__Given task__
Find the word "согласно" in the records below. List each line containing it.

[Data records]
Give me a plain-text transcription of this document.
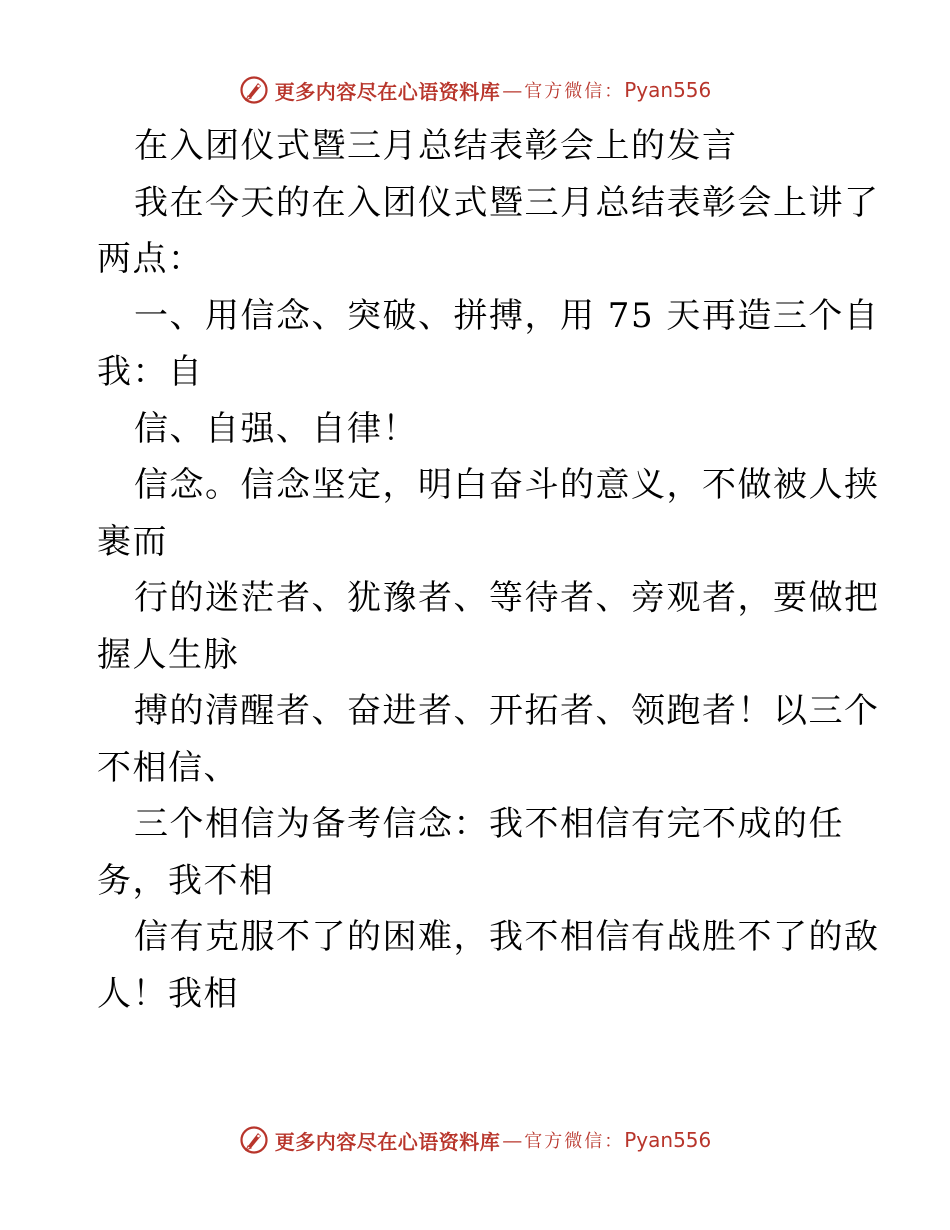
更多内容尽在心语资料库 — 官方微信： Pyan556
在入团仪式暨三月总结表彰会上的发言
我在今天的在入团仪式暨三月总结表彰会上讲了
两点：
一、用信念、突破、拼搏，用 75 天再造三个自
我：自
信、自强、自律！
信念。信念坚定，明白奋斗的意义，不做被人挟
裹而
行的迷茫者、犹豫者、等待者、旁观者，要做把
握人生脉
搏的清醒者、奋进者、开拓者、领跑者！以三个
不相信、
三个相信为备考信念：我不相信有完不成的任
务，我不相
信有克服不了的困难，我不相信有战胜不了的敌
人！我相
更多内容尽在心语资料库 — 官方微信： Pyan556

==

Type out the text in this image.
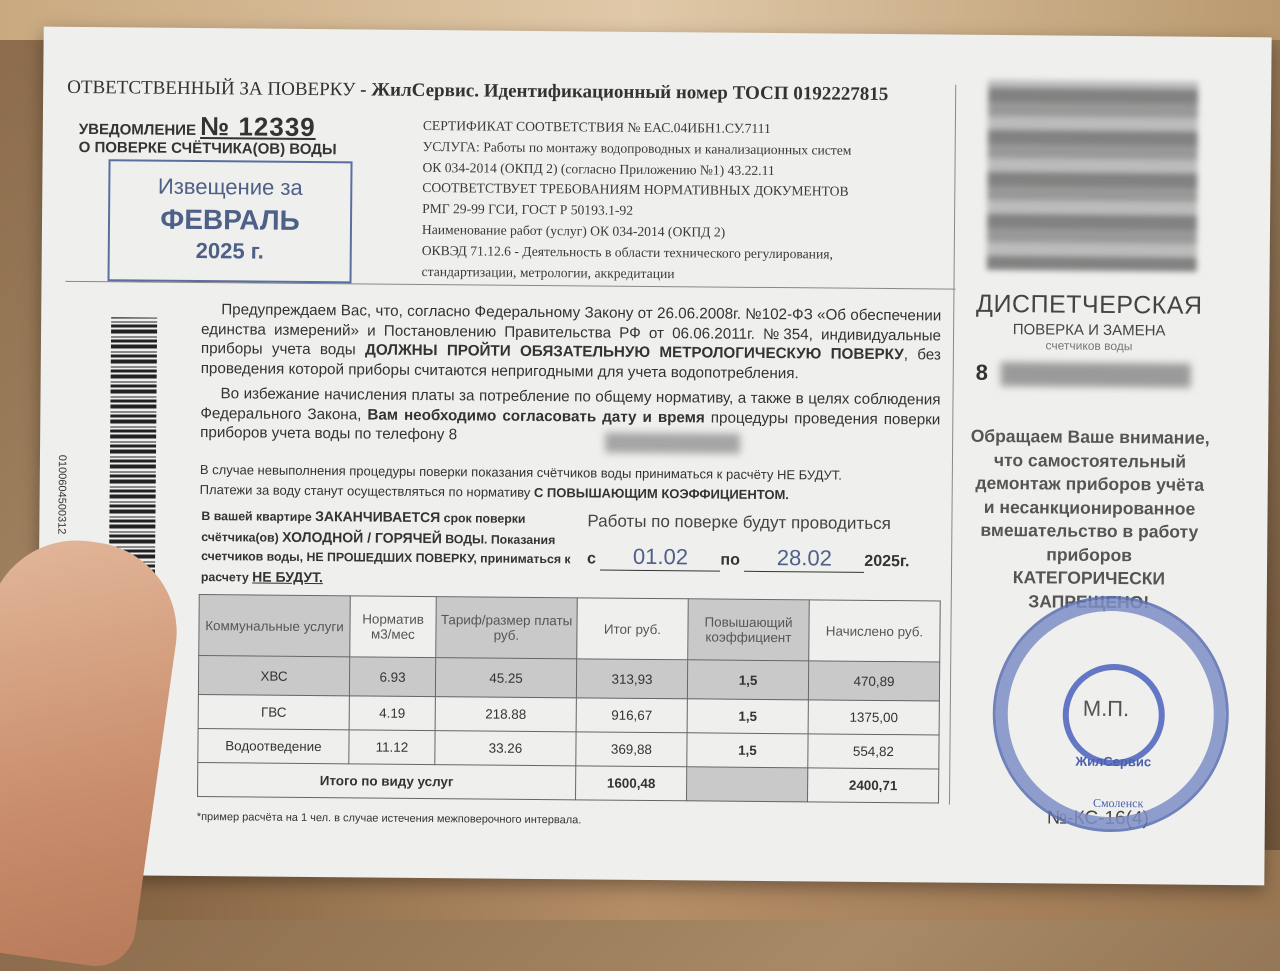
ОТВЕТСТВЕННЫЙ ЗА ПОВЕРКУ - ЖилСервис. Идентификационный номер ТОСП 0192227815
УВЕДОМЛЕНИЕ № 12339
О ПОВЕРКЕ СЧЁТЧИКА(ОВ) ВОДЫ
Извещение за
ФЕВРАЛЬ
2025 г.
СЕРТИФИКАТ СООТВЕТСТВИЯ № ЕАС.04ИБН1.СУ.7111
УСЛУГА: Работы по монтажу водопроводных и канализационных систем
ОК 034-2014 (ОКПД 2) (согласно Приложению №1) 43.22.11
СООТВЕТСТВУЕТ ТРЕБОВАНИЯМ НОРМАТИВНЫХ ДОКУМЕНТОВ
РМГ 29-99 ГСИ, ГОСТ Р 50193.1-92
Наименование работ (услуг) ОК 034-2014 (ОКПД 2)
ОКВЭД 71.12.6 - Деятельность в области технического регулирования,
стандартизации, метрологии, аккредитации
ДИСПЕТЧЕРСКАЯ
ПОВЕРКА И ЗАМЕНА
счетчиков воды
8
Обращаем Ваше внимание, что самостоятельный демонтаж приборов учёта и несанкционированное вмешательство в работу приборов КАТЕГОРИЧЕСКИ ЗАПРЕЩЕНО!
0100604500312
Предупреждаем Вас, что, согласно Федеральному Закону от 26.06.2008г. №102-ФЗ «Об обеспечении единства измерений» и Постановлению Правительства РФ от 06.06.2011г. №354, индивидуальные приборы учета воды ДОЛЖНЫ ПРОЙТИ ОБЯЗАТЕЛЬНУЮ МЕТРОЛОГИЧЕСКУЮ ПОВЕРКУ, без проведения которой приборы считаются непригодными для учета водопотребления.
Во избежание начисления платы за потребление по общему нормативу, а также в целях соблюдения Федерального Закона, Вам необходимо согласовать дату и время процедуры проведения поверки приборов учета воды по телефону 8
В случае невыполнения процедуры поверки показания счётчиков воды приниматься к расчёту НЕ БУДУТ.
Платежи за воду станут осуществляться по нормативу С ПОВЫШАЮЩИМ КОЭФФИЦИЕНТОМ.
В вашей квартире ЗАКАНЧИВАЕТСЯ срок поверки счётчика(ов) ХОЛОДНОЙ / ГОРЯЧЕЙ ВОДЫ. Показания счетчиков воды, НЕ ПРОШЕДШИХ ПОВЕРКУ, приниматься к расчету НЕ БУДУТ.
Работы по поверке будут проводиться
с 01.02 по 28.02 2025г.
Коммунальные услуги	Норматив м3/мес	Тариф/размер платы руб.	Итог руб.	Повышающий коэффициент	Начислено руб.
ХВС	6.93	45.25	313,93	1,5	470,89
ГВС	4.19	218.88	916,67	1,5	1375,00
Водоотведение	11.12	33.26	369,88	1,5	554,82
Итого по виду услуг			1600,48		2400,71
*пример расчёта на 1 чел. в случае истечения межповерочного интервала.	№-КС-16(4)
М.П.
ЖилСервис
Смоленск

__Response for this exercise__
ОК 034-2014 (ОКПД 2) (согласно Приложению №1) 43.22.11
Предупреждаем Вас, что, согласно Федеральному Закону от 26.06.2008г. №102-ФЗ «Об обеспечении единства измерений» и Постановлению Правительства РФ от 06.06.2011г. №354, индивидуальные приборы учета воды ДОЛЖНЫ ПРОЙТИ ОБЯЗАТЕЛЬНУЮ МЕТРОЛОГИЧЕСКУЮ ПОВЕРКУ, без проведения которой приборы считаются непригодными для учета водопотребления.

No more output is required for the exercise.